Do this: Scan the following material for the string "Shift" and copy each line in which it appears.

Figure contents as structured data:
--------

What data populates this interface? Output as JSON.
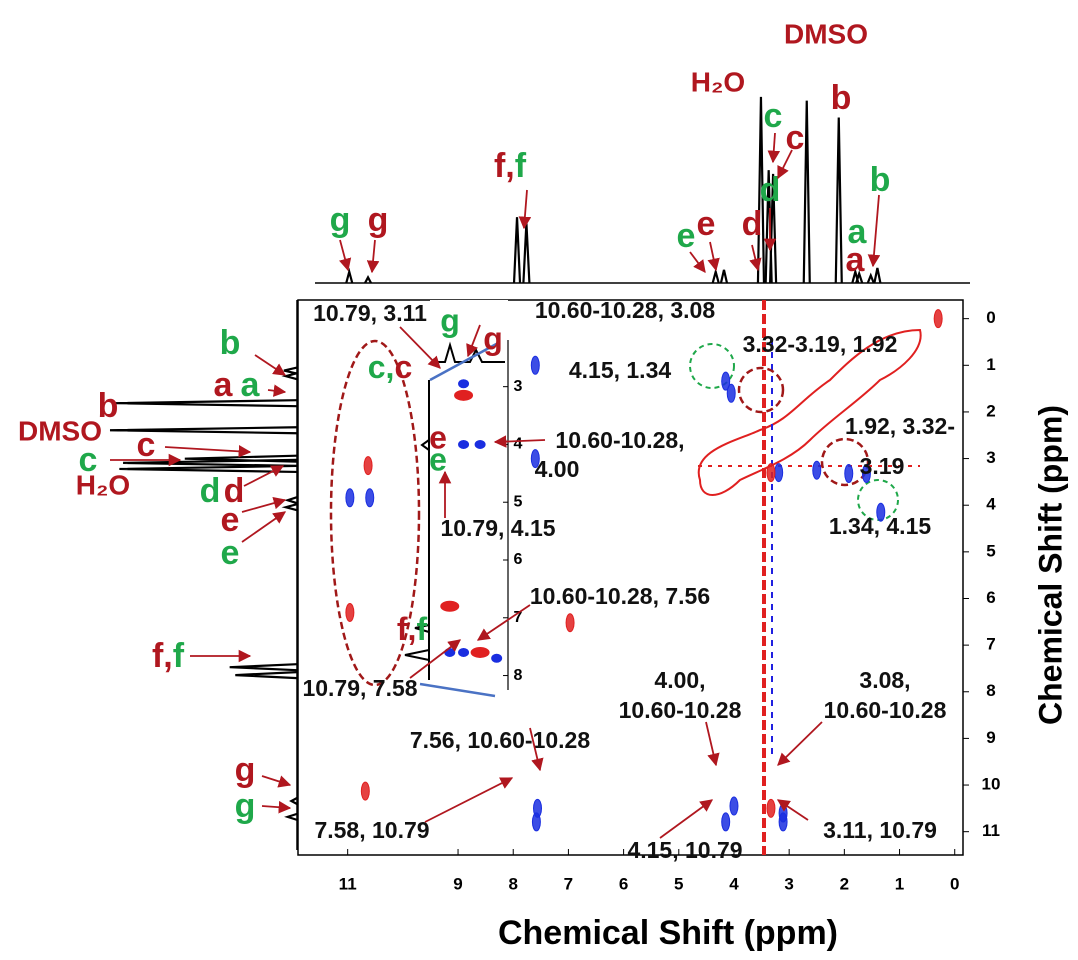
{
  "chart_data": {
    "type": "nmr2d",
    "xlabel": "Chemical Shift (ppm)",
    "ylabel": "Chemical Shift (ppm)",
    "xlim": [
      11.9,
      -0.15
    ],
    "ylim": [
      -0.4,
      11.5
    ],
    "xticks": [
      11,
      9,
      8,
      7,
      6,
      5,
      4,
      3,
      2,
      1,
      0
    ],
    "yticks": [
      0,
      1,
      2,
      3,
      4,
      5,
      6,
      7,
      8,
      9,
      10,
      11
    ],
    "top_spectrum": {
      "ppm": [
        10.79,
        10.45,
        7.75,
        7.58,
        4.15,
        4.0,
        3.33,
        3.19,
        3.11,
        2.5,
        1.92,
        1.62,
        1.55,
        1.34,
        1.22
      ],
      "height": [
        0.06,
        0.03,
        0.35,
        0.32,
        0.06,
        0.07,
        0.99,
        0.6,
        0.58,
        0.97,
        0.88,
        0.06,
        0.05,
        0.04,
        0.08
      ]
    },
    "left_spectrum": {
      "ppm": [
        1.22,
        1.34,
        1.92,
        2.5,
        3.11,
        3.2,
        3.33,
        4.0,
        4.15,
        7.58,
        7.75,
        10.45,
        10.79
      ],
      "height": [
        0.07,
        0.06,
        0.98,
        1.0,
        0.6,
        0.93,
        0.95,
        0.05,
        0.06,
        0.36,
        0.33,
        0.03,
        0.05
      ]
    },
    "cross_peaks": {
      "x": [
        4.15,
        4.05,
        1.34,
        1.92,
        1.6,
        3.11,
        3.11,
        4.15,
        4.0,
        7.58,
        7.56,
        3.19,
        2.5,
        10.96,
        10.6,
        7.6,
        7.6,
        3.33,
        10.63,
        10.96,
        10.68,
        0.3,
        3.33,
        6.97
      ],
      "y": [
        1.34,
        1.6,
        4.15,
        3.32,
        3.32,
        10.79,
        10.6,
        10.79,
        10.45,
        10.79,
        10.5,
        3.3,
        3.25,
        3.84,
        3.84,
        1.0,
        3.0,
        10.5,
        3.15,
        6.3,
        10.13,
        0.0,
        3.3,
        6.52
      ],
      "color": [
        "blue",
        "blue",
        "blue",
        "blue",
        "blue",
        "blue",
        "blue",
        "blue",
        "blue",
        "blue",
        "blue",
        "blue",
        "blue",
        "blue",
        "blue",
        "blue",
        "blue",
        "red",
        "red",
        "red",
        "red",
        "red",
        "red",
        "red"
      ]
    },
    "inset": {
      "ylim": [
        1.5,
        8.25
      ],
      "yticks": [
        3,
        4,
        5,
        6,
        7,
        8
      ],
      "x": [
        8.9,
        8.9,
        8.9,
        8.6,
        9.15,
        9.15,
        8.9,
        8.6,
        8.3
      ],
      "y": [
        3.15,
        2.95,
        4.0,
        4.0,
        6.8,
        7.6,
        7.6,
        7.6,
        7.7
      ],
      "color": [
        "red",
        "blue",
        "blue",
        "blue",
        "red",
        "blue",
        "blue",
        "red",
        "blue"
      ]
    },
    "top_labels": [
      {
        "text": "g",
        "color": "#1fa84a"
      },
      {
        "text": "g",
        "color": "#b0171f"
      },
      {
        "parts": [
          {
            "text": "f,",
            "color": "#b0171f"
          },
          {
            "text": "f",
            "color": "#1fa84a"
          }
        ]
      },
      {
        "text": "e",
        "color": "#1fa84a"
      },
      {
        "text": "e",
        "color": "#b0171f"
      },
      {
        "text": "d",
        "color": "#b0171f"
      },
      {
        "text": "d",
        "color": "#1fa84a"
      },
      {
        "text": "c",
        "color": "#1fa84a"
      },
      {
        "text": "c",
        "color": "#b0171f"
      },
      {
        "text": "H₂O",
        "color": "#b0171f"
      },
      {
        "text": "DMSO",
        "color": "#b0171f"
      },
      {
        "text": "b",
        "color": "#b0171f"
      },
      {
        "text": "b",
        "color": "#1fa84a"
      },
      {
        "text": "a",
        "color": "#1fa84a"
      },
      {
        "text": "a",
        "color": "#b0171f"
      }
    ],
    "left_labels": [
      {
        "text": "b",
        "color": "#1fa84a"
      },
      {
        "text": "a",
        "color": "#b0171f"
      },
      {
        "text": "a",
        "color": "#1fa84a"
      },
      {
        "text": "b",
        "color": "#b0171f"
      },
      {
        "text": "DMSO",
        "color": "#b0171f"
      },
      {
        "text": "c",
        "color": "#b0171f"
      },
      {
        "text": "c",
        "color": "#1fa84a"
      },
      {
        "text": "H₂O",
        "color": "#b0171f"
      },
      {
        "text": "d",
        "color": "#1fa84a"
      },
      {
        "text": "d",
        "color": "#b0171f"
      },
      {
        "text": "e",
        "color": "#b0171f"
      },
      {
        "text": "e",
        "color": "#1fa84a"
      },
      {
        "parts": [
          {
            "text": "f,",
            "color": "#b0171f"
          },
          {
            "text": "f",
            "color": "#1fa84a"
          }
        ]
      },
      {
        "text": "g",
        "color": "#b0171f"
      },
      {
        "text": "g",
        "color": "#1fa84a"
      }
    ],
    "inset_labels": [
      {
        "text": "g",
        "color": "#1fa84a"
      },
      {
        "text": "g",
        "color": "#b0171f"
      },
      {
        "parts": [
          {
            "text": "c,",
            "color": "#1fa84a"
          },
          {
            "text": "c",
            "color": "#b0171f"
          }
        ]
      },
      {
        "text": "e",
        "color": "#b0171f"
      },
      {
        "text": "e",
        "color": "#1fa84a"
      },
      {
        "parts": [
          {
            "text": "f,",
            "color": "#b0171f"
          },
          {
            "text": "f",
            "color": "#1fa84a"
          }
        ]
      }
    ],
    "annotations": [
      "10.79, 3.11",
      "10.60-10.28, 3.08",
      "3.32-3.19, 1.92",
      "4.15, 1.34",
      "10.60-10.28,",
      "4.00",
      "10.79, 4.15",
      "1.92, 3.32-",
      "3.19",
      "1.34, 4.15",
      "10.60-10.28, 7.56",
      "10.79, 7.58",
      "4.00,",
      "10.60-10.28",
      "3.08,",
      "10.60-10.28",
      "7.56, 10.60-10.28",
      "7.58, 10.79",
      "4.15, 10.79",
      "3.11, 10.79"
    ]
  }
}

--------

Result for this exercise:
    "xlabel": "Chemical Shift (ppm)",
    "ylabel": "Chemical Shift (ppm)",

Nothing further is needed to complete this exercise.